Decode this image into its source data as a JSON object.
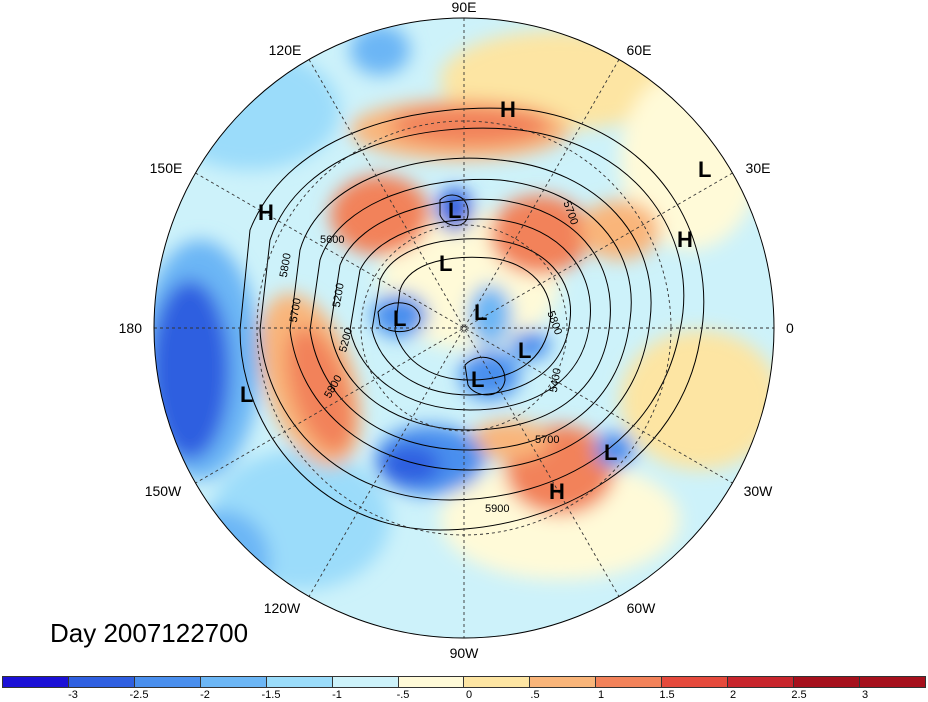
{
  "title": "Day 2007122700",
  "longitude_labels": {
    "lon_90e": "90E",
    "lon_60e": "60E",
    "lon_30e": "30E",
    "lon_0": "0",
    "lon_30w": "30W",
    "lon_60w": "60W",
    "lon_90w": "90W",
    "lon_120w": "120W",
    "lon_150w": "150W",
    "lon_180": "180",
    "lon_150e": "150E",
    "lon_120e": "120E"
  },
  "pressure_centers": [
    {
      "label": "H"
    },
    {
      "label": "L"
    },
    {
      "label": "H"
    },
    {
      "label": "L"
    },
    {
      "label": "H"
    },
    {
      "label": "L"
    },
    {
      "label": "L"
    },
    {
      "label": "L"
    },
    {
      "label": "L"
    },
    {
      "label": "L"
    },
    {
      "label": "L"
    },
    {
      "label": "L"
    },
    {
      "label": "H"
    }
  ],
  "contour_labels": [
    "5600",
    "5800",
    "5700",
    "5200",
    "5200",
    "5800",
    "5700",
    "5400",
    "5700",
    "5800",
    "5900"
  ],
  "colorbar": {
    "colors": [
      "#1b10d6",
      "#2f5fe0",
      "#4a8fee",
      "#6cb6f5",
      "#9bdcfa",
      "#cdf2fa",
      "#fffad8",
      "#fde5a3",
      "#f9b57a",
      "#f2825a",
      "#e54a3c",
      "#c8252c",
      "#a6101c"
    ],
    "tick_labels": [
      "-3",
      "-2.5",
      "-2",
      "-1.5",
      "-1",
      "-.5",
      "0",
      ".5",
      "1",
      "1.5",
      "2",
      "2.5",
      "3"
    ]
  }
}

++++++++++++++++++++

Short task: Copy all the lines of data exactly as they appear, dropping any images.

Result of this exercise:
Decode this image into its source data as a JSON object.
{
  "title": "Day 2007122700",
  "longitude_labels": {
    "lon_90e": "90E",
    "lon_60e": "60E",
    "lon_30e": "30E",
    "lon_0": "0",
    "lon_30w": "30W",
    "lon_60w": "60W",
    "lon_90w": "90W",
    "lon_120w": "120W",
    "lon_150w": "150W",
    "lon_180": "180",
    "lon_150e": "150E",
    "lon_120e": "120E"
  },
  "pressure_centers": [
    {
      "label": "H"
    },
    {
      "label": "L"
    },
    {
      "label": "H"
    },
    {
      "label": "L"
    },
    {
      "label": "H"
    },
    {
      "label": "L"
    },
    {
      "label": "L"
    },
    {
      "label": "L"
    },
    {
      "label": "L"
    },
    {
      "label": "L"
    },
    {
      "label": "L"
    },
    {
      "label": "L"
    },
    {
      "label": "H"
    }
  ],
  "contour_labels": [
    "5600",
    "5800",
    "5700",
    "5200",
    "5200",
    "5800",
    "5700",
    "5400",
    "5700",
    "5800",
    "5900"
  ],
  "colorbar": {
    "colors": [
      "#1b10d6",
      "#2f5fe0",
      "#4a8fee",
      "#6cb6f5",
      "#9bdcfa",
      "#cdf2fa",
      "#fffad8",
      "#fde5a3",
      "#f9b57a",
      "#f2825a",
      "#e54a3c",
      "#c8252c",
      "#a6101c"
    ],
    "tick_labels": [
      "-3",
      "-2.5",
      "-2",
      "-1.5",
      "-1",
      "-.5",
      "0",
      ".5",
      "1",
      "1.5",
      "2",
      "2.5",
      "3"
    ]
  }
}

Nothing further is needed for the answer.